Soal Singkat a => Menurut kutipan berita tentang debat BBNKB di bawah, berapa peserta yang mengikuti Debat DDTCNews hingga Selasa, 22 Februari 2022 pukul 15.00 WIB?

Kutipan =>

++++++++++++++++++++

Ilustrasi.
JAKARTA, DDTCNews – Sebanyak 80,95% peserta debat setuju penyerahan atas kendaraan bermotor bekas dikecualikan dari objek bea balik nama kendaraan bermotor (BBNKB).
Debat DDTCNews hingga Selasa, 22 Februari 2022 pukul 15.00 WIB diikuti 126 peserta pemberi komentar dan pengisi survei. Dari jumlah tersebut, sebanyak 102 peserta atau 80,95% menyatakan setuju penyerahan atas kendaraan bermotor kedua dan seterusnya dikecualikan dari BBNKB.
DDTCNews menetapkan Devi Yanty dan Predi Sinaga sebagai pemenang debat periode 4—22 Februari 2022 yang mendapatkan hadiah uang tunai masing-masing Rp500.000. Pemenang dipilih dari seluruh peserta yang memberikan komentar dan mengisi survei.

++++++++++++++++++++

Data Tersedia =>
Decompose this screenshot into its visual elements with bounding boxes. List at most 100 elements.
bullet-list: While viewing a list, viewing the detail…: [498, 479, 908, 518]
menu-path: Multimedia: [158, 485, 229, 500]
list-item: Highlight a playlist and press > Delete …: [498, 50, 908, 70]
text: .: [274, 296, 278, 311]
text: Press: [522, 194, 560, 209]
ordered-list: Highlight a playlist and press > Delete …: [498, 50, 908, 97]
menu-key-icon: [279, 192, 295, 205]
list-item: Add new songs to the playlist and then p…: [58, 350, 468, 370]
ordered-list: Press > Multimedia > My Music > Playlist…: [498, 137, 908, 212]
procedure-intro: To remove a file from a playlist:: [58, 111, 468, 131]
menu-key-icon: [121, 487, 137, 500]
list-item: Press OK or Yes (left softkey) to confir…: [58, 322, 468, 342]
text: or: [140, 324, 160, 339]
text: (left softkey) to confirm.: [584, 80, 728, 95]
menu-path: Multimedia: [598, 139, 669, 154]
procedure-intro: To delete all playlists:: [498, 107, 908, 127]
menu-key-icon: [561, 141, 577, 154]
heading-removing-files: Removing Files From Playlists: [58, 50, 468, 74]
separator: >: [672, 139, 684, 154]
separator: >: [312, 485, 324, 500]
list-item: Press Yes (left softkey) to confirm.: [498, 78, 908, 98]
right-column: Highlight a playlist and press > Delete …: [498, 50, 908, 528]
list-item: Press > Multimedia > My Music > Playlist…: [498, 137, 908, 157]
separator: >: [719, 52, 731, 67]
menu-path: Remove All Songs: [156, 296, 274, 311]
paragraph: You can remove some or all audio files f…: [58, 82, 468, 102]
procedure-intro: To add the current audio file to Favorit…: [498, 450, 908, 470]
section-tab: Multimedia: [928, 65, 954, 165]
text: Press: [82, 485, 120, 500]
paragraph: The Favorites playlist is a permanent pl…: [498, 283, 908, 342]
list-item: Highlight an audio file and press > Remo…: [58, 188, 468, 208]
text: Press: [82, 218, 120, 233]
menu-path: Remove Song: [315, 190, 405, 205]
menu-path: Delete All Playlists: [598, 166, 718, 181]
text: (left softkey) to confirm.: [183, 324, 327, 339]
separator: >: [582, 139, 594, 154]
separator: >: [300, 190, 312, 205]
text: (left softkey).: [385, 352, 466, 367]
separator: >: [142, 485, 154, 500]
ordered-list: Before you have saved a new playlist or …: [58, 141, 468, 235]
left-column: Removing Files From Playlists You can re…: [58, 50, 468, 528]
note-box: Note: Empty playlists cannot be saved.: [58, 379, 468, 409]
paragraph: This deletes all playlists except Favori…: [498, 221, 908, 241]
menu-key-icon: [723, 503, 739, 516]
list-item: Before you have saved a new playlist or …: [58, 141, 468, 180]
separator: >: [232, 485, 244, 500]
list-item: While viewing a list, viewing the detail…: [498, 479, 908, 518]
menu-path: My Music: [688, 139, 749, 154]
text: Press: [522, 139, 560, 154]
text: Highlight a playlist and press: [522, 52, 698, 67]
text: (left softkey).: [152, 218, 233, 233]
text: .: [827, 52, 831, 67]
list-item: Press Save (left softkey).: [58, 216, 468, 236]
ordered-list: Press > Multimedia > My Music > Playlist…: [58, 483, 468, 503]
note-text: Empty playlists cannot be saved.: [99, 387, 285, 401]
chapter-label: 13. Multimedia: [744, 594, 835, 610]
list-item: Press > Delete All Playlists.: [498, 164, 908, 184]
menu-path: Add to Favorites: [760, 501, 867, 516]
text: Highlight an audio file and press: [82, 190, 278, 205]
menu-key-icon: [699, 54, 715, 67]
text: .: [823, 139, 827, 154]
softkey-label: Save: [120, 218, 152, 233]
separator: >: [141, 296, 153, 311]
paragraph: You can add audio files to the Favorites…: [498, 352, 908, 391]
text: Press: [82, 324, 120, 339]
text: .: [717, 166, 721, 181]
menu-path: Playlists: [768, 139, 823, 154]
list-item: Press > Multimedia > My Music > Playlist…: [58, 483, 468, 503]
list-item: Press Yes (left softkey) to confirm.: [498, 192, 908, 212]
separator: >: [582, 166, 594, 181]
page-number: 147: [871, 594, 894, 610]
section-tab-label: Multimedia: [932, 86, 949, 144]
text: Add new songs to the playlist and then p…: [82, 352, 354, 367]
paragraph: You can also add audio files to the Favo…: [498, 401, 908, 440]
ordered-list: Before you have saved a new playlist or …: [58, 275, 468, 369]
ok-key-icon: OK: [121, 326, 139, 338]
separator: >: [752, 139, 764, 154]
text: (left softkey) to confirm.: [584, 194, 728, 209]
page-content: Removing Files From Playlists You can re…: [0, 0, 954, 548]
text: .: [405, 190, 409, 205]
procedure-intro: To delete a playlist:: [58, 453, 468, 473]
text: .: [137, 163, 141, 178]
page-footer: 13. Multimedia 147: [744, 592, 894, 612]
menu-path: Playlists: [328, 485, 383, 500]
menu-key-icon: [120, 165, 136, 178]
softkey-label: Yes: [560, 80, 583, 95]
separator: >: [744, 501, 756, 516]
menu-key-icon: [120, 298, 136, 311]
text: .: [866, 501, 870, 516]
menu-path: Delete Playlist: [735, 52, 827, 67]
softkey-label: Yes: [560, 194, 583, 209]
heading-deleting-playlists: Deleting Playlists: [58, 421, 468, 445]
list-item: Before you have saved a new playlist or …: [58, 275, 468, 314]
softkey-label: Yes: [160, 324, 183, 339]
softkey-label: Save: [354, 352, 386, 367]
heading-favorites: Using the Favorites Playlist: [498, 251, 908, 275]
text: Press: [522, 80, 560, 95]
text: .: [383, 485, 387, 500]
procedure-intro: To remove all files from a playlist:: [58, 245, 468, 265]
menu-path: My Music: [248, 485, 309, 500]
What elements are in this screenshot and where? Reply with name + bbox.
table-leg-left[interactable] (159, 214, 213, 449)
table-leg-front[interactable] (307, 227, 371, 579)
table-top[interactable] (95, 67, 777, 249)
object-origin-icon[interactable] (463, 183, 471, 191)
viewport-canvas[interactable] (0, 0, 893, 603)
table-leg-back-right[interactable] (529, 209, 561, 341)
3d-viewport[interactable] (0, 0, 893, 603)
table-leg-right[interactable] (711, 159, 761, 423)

++++++++++++++++++++

Soal Singkat b => Sebutkan semua baris entri di atas yang memuat kata "Empty".

Jawaban Akhir a => 126 peserta pemberi komentar dan pengisi survei.

Jawaban Akhir b =>
note-box: Note: Empty playlists cannot be saved.: [58, 379, 468, 409]
note-text: Empty playlists cannot be saved.: [99, 387, 285, 401]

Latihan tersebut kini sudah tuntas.